__Aim__.
Without the pictures, can you quote each line below exactly?

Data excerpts
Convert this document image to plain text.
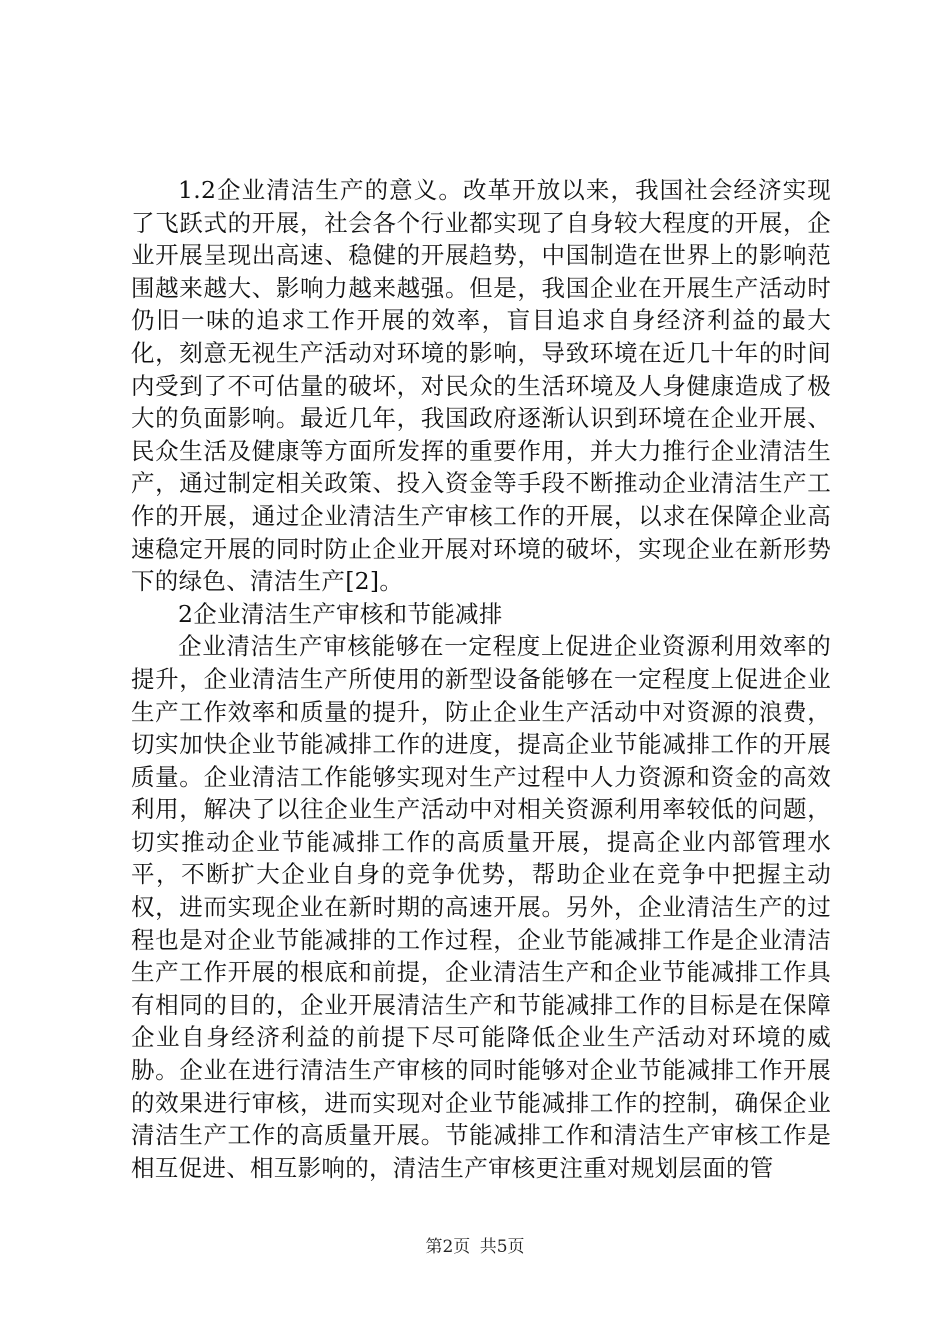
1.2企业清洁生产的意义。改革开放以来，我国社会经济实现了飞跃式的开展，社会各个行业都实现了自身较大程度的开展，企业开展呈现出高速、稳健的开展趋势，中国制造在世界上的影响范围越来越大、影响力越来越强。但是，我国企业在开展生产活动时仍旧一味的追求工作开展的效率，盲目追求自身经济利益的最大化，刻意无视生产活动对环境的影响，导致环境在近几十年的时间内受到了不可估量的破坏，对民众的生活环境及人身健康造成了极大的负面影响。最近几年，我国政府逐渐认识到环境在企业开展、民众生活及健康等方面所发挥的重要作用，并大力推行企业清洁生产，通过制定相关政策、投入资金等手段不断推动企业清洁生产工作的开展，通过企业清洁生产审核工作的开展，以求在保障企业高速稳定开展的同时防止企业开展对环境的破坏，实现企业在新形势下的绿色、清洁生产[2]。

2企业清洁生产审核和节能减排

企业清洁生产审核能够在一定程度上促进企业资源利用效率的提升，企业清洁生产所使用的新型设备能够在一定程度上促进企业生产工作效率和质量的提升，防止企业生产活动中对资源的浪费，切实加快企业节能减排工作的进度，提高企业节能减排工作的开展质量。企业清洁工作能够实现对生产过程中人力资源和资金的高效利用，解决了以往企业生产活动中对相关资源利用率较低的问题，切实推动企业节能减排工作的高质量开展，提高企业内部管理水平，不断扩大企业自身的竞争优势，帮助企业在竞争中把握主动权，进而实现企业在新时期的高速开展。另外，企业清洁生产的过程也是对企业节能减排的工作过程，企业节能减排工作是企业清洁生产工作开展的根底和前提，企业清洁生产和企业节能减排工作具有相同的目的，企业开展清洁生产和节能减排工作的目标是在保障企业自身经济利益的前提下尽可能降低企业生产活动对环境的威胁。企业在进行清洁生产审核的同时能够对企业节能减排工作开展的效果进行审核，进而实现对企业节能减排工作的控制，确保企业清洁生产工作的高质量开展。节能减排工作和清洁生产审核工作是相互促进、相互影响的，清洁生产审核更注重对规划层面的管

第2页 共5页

__Response for this exercise__.
Convert this document image to plain text.
1.2企业清洁生产的意义。改革开放以来，我国社会经济实现了飞跃式的开展，社会各个行业都实现了自身较大程度的开展，企业开展呈现出高速、稳健的开展趋势，中国制造在世界上的影响范围越来越大、影响力越来越强。但是，我国企业在开展生产活动时仍旧一味的追求工作开展的效率，盲目追求自身经济利益的最大化，刻意无视生产活动对环境的影响，导致环境在近几十年的时间内受到了不可估量的破坏，对民众的生活环境及人身健康造成了极大的负面影响。最近几年，我国政府逐渐认识到环境在企业开展、民众生活及健康等方面所发挥的重要作用，并大力推行企业清洁生产，通过制定相关政策、投入资金等手段不断推动企业清洁生产工作的开展，通过企业清洁生产审核工作的开展，以求在保障企业高速稳定开展的同时防止企业开展对环境的破坏，实现企业在新形势下的绿色、清洁生产[2]。

2企业清洁生产审核和节能减排

企业清洁生产审核能够在一定程度上促进企业资源利用效率的提升，企业清洁生产所使用的新型设备能够在一定程度上促进企业生产工作效率和质量的提升，防止企业生产活动中对资源的浪费，切实加快企业节能减排工作的进度，提高企业节能减排工作的开展质量。企业清洁工作能够实现对生产过程中人力资源和资金的高效利用，解决了以往企业生产活动中对相关资源利用率较低的问题，切实推动企业节能减排工作的高质量开展，提高企业内部管理水平，不断扩大企业自身的竞争优势，帮助企业在竞争中把握主动权，进而实现企业在新时期的高速开展。另外，企业清洁生产的过程也是对企业节能减排的工作过程，企业节能减排工作是企业清洁生产工作开展的根底和前提，企业清洁生产和企业节能减排工作具有相同的目的，企业开展清洁生产和节能减排工作的目标是在保障企业自身经济利益的前提下尽可能降低企业生产活动对环境的威胁。企业在进行清洁生产审核的同时能够对企业节能减排工作开展的效果进行审核，进而实现对企业节能减排工作的控制，确保企业清洁生产工作的高质量开展。节能减排工作和清洁生产审核工作是相互促进、相互影响的，清洁生产审核更注重对规划层面的管

第2页 共5页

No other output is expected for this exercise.